* **Set problem**: Using the entries that follow, collect the lines where the word "this" appears.
== Provided information ==
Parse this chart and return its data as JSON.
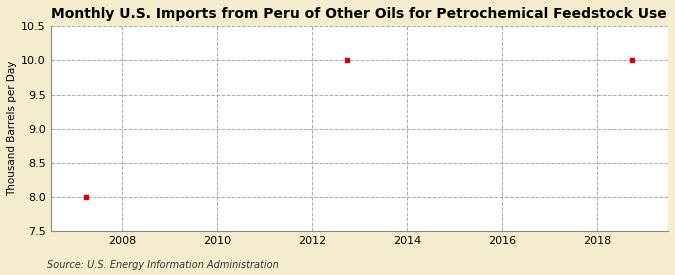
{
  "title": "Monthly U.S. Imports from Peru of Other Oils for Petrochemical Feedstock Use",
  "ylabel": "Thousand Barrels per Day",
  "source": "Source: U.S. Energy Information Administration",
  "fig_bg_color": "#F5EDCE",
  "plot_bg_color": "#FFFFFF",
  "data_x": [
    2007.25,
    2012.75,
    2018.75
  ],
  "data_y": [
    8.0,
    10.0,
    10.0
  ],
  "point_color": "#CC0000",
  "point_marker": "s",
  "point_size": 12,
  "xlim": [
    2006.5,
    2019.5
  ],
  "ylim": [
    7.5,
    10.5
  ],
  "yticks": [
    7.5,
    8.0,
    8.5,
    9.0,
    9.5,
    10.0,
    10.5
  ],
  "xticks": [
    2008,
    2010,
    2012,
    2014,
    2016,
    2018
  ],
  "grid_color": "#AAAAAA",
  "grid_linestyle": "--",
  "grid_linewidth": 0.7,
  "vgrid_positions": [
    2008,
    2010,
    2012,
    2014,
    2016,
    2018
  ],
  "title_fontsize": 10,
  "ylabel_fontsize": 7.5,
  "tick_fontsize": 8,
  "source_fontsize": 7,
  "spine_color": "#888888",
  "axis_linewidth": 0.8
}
===
== Provided information ==
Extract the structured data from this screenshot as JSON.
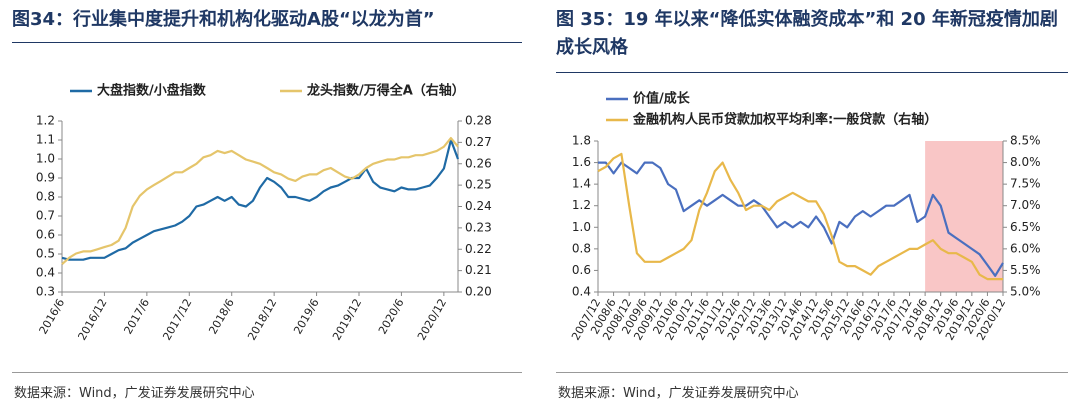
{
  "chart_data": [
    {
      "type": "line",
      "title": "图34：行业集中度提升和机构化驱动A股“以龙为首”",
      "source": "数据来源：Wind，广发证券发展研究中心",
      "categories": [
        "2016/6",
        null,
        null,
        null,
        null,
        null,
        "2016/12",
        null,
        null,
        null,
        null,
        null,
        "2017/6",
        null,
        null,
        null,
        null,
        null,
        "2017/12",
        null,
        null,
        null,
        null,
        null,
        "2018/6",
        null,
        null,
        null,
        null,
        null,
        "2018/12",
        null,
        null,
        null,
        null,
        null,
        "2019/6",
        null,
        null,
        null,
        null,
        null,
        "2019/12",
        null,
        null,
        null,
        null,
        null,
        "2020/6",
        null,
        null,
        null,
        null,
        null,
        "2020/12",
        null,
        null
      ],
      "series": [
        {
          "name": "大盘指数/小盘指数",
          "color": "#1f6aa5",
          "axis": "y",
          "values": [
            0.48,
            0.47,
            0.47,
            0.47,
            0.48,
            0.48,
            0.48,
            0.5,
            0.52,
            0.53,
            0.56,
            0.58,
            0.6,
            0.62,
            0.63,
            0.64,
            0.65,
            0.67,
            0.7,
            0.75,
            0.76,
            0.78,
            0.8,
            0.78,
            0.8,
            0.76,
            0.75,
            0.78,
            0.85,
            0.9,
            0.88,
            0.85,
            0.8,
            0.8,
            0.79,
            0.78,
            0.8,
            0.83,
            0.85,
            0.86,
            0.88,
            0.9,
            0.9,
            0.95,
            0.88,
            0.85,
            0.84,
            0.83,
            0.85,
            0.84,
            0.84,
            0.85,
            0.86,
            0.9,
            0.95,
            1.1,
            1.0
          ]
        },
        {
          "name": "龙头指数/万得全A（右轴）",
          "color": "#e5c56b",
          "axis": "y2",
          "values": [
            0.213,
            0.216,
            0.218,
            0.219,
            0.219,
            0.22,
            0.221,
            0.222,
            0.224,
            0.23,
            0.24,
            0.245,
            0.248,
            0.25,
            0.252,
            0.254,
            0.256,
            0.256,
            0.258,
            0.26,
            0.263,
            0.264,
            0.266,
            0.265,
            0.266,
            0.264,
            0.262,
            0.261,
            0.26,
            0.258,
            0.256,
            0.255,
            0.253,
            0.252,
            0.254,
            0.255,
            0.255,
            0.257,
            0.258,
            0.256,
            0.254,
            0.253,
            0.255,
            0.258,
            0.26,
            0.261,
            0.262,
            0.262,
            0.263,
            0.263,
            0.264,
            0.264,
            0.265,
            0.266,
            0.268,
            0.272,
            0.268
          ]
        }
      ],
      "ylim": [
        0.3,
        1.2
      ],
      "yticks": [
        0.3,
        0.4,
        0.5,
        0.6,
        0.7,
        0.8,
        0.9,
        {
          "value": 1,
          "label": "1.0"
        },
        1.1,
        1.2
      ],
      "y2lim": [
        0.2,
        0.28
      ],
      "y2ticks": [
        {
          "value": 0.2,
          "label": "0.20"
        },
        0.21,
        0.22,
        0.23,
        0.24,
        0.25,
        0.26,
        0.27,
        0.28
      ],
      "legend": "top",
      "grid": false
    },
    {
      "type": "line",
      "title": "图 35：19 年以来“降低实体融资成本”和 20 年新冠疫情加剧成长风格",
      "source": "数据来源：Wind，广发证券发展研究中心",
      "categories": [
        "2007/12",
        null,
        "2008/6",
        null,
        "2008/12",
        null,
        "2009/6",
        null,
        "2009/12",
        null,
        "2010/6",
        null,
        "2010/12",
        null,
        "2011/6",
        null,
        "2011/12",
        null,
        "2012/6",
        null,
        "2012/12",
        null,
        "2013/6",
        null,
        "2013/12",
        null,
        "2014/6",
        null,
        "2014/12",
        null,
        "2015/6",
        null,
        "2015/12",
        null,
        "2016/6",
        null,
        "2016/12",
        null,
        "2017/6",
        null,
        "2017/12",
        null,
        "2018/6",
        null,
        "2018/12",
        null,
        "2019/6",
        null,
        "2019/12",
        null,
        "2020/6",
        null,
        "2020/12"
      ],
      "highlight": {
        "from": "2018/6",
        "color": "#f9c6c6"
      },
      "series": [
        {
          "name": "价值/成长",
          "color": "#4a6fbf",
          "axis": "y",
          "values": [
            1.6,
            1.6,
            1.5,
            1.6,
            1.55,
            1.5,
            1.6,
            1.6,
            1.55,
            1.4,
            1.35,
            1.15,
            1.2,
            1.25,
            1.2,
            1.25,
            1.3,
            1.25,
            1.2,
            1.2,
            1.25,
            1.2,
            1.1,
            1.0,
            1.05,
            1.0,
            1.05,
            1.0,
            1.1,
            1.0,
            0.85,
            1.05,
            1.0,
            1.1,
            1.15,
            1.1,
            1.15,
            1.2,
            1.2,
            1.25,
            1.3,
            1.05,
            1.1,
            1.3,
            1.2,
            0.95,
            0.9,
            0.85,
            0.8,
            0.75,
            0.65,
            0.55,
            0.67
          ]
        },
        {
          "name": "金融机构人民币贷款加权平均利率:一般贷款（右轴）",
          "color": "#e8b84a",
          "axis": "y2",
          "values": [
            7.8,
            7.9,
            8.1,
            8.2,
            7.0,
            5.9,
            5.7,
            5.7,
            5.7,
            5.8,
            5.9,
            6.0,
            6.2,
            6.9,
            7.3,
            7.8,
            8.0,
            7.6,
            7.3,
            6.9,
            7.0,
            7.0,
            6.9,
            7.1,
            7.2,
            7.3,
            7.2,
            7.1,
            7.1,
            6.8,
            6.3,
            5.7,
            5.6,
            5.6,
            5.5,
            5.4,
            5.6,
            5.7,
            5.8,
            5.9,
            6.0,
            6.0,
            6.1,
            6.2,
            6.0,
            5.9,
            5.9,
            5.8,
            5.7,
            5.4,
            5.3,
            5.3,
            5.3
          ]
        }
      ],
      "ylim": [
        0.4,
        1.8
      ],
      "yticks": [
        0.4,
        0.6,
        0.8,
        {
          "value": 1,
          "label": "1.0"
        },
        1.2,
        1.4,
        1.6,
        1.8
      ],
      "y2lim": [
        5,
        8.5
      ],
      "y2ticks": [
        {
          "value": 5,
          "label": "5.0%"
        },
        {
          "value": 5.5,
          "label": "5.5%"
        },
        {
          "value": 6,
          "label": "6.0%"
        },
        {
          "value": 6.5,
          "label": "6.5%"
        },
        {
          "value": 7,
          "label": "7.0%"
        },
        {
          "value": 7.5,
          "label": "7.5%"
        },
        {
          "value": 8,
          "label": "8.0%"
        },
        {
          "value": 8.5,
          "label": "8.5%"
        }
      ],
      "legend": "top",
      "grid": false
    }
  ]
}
===
== Provided information ==
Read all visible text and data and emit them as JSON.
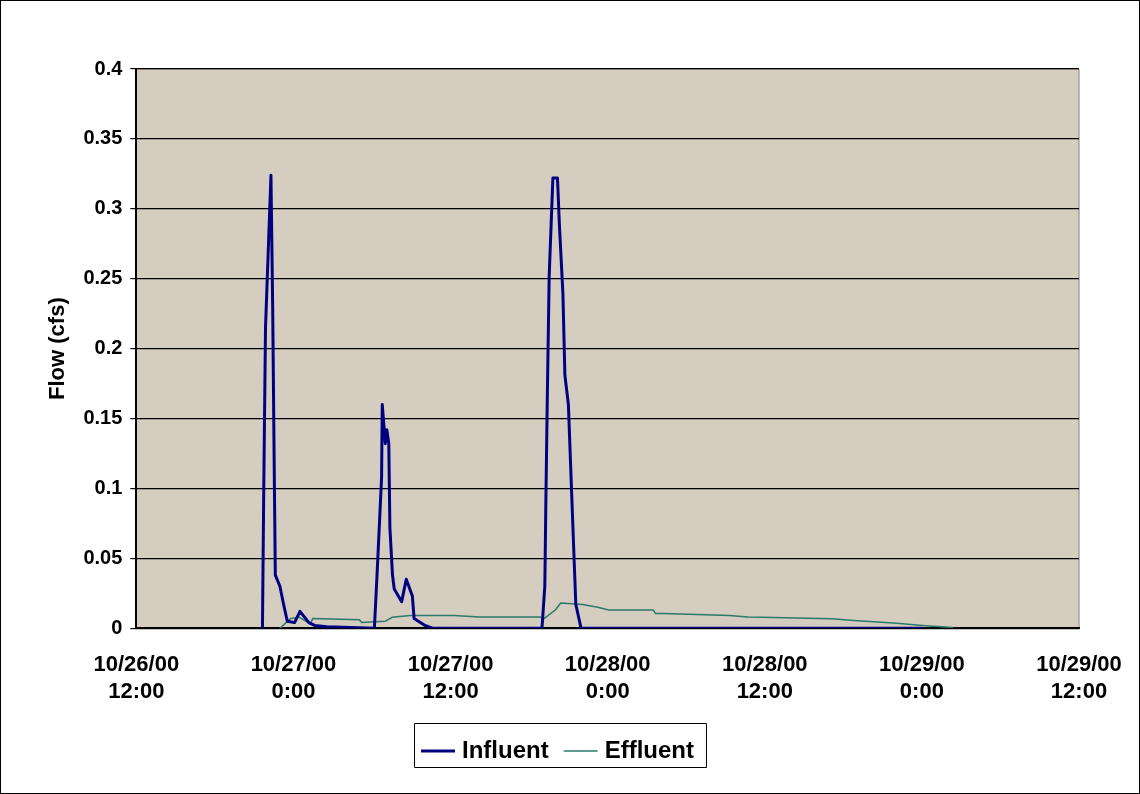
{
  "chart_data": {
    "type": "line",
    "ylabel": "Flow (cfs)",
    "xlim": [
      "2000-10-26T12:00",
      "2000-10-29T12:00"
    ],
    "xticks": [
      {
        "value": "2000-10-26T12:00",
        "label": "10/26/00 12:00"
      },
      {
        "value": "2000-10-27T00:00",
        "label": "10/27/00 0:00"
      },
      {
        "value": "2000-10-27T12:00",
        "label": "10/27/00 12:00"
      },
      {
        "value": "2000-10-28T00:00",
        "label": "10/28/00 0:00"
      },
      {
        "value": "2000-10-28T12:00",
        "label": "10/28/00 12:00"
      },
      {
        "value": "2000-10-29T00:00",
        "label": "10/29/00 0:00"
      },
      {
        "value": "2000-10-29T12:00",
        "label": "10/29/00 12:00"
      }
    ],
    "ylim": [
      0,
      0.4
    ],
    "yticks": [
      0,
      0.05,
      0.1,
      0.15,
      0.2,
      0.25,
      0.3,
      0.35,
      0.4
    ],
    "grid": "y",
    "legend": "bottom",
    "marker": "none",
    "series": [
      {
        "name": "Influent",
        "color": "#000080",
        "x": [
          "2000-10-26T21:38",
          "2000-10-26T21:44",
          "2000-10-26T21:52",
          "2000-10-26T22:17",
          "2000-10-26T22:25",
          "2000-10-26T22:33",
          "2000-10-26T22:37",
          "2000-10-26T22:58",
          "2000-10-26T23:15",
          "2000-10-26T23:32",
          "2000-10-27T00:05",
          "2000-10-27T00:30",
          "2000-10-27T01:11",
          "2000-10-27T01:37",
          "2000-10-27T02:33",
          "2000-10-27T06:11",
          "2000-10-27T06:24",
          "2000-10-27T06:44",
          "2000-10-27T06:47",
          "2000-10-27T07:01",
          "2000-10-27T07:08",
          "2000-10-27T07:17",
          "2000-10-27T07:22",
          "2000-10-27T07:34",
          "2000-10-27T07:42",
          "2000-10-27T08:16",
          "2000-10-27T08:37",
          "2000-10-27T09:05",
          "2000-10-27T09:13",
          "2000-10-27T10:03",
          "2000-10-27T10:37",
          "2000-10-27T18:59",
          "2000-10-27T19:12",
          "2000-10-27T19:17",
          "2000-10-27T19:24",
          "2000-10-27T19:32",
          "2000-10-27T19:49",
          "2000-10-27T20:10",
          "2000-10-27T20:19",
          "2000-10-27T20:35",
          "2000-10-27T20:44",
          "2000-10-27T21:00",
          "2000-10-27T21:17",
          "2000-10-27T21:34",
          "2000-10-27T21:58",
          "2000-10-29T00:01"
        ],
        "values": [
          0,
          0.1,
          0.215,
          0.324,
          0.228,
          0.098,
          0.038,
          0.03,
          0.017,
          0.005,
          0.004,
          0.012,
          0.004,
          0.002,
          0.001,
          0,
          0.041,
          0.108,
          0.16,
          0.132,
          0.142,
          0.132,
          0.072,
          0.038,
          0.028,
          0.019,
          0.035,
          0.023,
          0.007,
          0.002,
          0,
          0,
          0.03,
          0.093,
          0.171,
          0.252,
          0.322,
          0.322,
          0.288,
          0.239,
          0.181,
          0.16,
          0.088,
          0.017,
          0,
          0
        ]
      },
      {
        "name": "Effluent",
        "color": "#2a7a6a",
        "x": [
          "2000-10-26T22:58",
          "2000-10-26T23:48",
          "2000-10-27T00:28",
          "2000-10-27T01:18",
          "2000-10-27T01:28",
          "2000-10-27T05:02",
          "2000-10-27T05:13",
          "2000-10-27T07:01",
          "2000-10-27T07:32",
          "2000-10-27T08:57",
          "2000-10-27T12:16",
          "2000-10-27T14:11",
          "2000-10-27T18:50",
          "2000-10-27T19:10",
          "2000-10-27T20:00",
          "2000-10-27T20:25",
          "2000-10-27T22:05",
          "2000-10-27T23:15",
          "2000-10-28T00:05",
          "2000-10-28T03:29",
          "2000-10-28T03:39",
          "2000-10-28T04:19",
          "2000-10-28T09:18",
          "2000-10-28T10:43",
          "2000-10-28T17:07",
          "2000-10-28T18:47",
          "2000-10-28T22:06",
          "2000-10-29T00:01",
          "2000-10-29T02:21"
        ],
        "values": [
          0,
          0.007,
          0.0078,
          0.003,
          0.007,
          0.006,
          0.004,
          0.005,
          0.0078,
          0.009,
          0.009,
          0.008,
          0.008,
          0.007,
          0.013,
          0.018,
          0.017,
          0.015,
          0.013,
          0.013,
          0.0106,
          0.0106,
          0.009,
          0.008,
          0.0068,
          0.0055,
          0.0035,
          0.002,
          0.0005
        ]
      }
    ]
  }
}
===
* **Result of the task**:
Parse this chart and return its data as JSON.
Extract the structured data from this screenshot as JSON.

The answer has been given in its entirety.